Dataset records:
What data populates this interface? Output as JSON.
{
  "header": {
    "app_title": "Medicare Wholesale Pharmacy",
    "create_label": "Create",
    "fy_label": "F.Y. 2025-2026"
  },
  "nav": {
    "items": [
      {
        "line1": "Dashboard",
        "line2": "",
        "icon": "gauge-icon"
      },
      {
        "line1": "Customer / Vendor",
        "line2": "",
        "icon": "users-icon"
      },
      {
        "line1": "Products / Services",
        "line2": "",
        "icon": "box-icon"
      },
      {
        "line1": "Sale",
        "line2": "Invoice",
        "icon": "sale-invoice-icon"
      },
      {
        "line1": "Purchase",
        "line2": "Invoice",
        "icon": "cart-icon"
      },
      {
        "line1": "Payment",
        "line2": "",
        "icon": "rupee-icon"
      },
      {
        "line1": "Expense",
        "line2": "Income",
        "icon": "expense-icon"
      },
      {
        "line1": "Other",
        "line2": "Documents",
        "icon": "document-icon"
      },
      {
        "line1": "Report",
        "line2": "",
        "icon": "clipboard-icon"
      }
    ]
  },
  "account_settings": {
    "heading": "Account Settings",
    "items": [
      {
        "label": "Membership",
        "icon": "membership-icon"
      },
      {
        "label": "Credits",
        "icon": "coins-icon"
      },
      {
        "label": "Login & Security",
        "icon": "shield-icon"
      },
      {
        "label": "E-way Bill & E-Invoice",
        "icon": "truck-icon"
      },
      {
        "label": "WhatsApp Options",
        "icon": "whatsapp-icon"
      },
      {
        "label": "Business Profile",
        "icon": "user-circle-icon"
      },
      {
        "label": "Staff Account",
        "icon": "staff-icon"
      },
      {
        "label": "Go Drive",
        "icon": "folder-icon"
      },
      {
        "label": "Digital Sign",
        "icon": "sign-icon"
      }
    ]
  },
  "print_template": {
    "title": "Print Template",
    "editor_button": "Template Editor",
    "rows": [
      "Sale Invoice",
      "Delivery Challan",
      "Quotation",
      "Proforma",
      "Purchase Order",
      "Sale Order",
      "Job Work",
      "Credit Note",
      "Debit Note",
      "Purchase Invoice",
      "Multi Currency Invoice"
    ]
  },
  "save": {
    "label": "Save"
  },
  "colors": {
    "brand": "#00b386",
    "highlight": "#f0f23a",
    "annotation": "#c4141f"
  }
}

THE EXERCISE: Each record above should be returned exactly as it appears.

OUTPUT BELOW:
What data populates this interface? Output as JSON.
{
  "header": {
    "app_title": "Medicare Wholesale Pharmacy",
    "create_label": "Create",
    "fy_label": "F.Y. 2025-2026"
  },
  "nav": {
    "items": [
      {
        "line1": "Dashboard",
        "line2": "",
        "icon": "gauge-icon"
      },
      {
        "line1": "Customer / Vendor",
        "line2": "",
        "icon": "users-icon"
      },
      {
        "line1": "Products / Services",
        "line2": "",
        "icon": "box-icon"
      },
      {
        "line1": "Sale",
        "line2": "Invoice",
        "icon": "sale-invoice-icon"
      },
      {
        "line1": "Purchase",
        "line2": "Invoice",
        "icon": "cart-icon"
      },
      {
        "line1": "Payment",
        "line2": "",
        "icon": "rupee-icon"
      },
      {
        "line1": "Expense",
        "line2": "Income",
        "icon": "expense-icon"
      },
      {
        "line1": "Other",
        "line2": "Documents",
        "icon": "document-icon"
      },
      {
        "line1": "Report",
        "line2": "",
        "icon": "clipboard-icon"
      }
    ]
  },
  "account_settings": {
    "heading": "Account Settings",
    "items": [
      {
        "label": "Membership",
        "icon": "membership-icon"
      },
      {
        "label": "Credits",
        "icon": "coins-icon"
      },
      {
        "label": "Login & Security",
        "icon": "shield-icon"
      },
      {
        "label": "E-way Bill & E-Invoice",
        "icon": "truck-icon"
      },
      {
        "label": "WhatsApp Options",
        "icon": "whatsapp-icon"
      },
      {
        "label": "Business Profile",
        "icon": "user-circle-icon"
      },
      {
        "label": "Staff Account",
        "icon": "staff-icon"
      },
      {
        "label": "Go Drive",
        "icon": "folder-icon"
      },
      {
        "label": "Digital Sign",
        "icon": "sign-icon"
      }
    ]
  },
  "print_template": {
    "title": "Print Template",
    "editor_button": "Template Editor",
    "rows": [
      "Sale Invoice",
      "Delivery Challan",
      "Quotation",
      "Proforma",
      "Purchase Order",
      "Sale Order",
      "Job Work",
      "Credit Note",
      "Debit Note",
      "Purchase Invoice",
      "Multi Currency Invoice"
    ]
  },
  "save": {
    "label": "Save"
  },
  "colors": {
    "brand": "#00b386",
    "highlight": "#f0f23a",
    "annotation": "#c4141f"
  }
}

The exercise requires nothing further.